Identify, in the records below, every line where the string "NOAA" appears, and copy each such line.

:::

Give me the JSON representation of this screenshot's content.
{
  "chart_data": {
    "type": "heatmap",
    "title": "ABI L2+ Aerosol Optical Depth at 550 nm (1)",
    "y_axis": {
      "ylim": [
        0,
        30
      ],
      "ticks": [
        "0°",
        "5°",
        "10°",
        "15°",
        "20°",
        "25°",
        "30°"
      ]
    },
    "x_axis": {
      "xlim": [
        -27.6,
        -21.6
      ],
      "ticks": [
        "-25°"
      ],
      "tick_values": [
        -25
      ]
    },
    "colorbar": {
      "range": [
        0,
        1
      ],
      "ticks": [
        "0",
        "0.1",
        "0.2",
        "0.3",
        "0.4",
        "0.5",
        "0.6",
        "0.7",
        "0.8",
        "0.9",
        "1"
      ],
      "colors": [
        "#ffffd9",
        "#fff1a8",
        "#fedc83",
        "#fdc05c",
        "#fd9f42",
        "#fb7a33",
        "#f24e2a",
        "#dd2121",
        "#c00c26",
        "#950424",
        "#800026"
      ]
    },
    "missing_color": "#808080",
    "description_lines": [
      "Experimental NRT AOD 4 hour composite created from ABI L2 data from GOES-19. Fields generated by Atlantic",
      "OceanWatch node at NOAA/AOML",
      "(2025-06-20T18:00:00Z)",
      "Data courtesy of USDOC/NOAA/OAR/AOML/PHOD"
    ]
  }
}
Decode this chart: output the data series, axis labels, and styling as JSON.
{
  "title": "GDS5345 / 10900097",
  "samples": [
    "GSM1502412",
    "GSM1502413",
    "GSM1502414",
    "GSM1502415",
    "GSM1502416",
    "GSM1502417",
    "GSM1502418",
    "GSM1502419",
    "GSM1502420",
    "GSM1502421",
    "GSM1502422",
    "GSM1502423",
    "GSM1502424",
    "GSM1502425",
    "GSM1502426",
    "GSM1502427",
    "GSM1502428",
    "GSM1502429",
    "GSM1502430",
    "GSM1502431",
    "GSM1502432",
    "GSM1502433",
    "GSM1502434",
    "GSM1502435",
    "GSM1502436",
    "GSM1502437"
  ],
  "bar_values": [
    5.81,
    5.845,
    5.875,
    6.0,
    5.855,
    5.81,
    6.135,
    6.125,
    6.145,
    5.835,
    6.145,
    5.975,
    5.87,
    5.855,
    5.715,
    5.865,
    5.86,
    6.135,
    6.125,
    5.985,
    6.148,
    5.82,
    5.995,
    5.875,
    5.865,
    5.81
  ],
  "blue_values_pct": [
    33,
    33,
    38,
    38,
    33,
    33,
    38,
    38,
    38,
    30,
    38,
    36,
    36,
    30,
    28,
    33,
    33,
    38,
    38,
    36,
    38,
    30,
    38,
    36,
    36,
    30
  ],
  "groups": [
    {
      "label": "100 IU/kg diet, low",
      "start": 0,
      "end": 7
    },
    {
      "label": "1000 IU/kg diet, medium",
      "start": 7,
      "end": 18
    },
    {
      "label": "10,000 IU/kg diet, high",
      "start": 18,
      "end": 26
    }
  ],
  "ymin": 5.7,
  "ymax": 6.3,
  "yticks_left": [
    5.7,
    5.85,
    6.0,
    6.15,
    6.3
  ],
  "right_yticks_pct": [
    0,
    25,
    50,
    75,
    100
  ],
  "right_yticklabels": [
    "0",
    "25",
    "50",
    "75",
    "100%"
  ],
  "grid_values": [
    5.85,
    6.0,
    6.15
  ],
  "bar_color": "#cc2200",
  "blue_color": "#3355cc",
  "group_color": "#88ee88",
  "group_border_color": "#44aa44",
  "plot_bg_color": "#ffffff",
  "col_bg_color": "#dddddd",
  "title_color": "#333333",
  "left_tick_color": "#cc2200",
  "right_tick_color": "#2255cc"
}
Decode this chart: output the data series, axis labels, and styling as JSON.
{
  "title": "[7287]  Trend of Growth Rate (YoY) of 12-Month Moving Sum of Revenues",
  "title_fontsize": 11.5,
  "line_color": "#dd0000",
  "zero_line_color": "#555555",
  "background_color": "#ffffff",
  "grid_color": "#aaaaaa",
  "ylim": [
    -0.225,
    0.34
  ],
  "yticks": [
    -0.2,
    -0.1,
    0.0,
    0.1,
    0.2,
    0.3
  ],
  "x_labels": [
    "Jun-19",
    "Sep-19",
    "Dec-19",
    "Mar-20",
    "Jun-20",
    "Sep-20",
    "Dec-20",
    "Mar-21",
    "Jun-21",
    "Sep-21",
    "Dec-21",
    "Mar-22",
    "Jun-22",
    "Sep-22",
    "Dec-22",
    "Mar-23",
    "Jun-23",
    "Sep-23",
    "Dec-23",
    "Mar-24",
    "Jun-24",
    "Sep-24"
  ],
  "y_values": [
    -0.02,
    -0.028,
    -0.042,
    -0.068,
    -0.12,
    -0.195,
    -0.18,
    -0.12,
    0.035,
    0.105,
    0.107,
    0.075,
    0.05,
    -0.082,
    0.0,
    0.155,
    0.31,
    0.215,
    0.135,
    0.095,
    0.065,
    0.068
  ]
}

:::

▸ **Response for this exercise**:
      "OceanWatch node at NOAA/AOML",
      "Data courtesy of USDOC/NOAA/OAR/AOML/PHOD"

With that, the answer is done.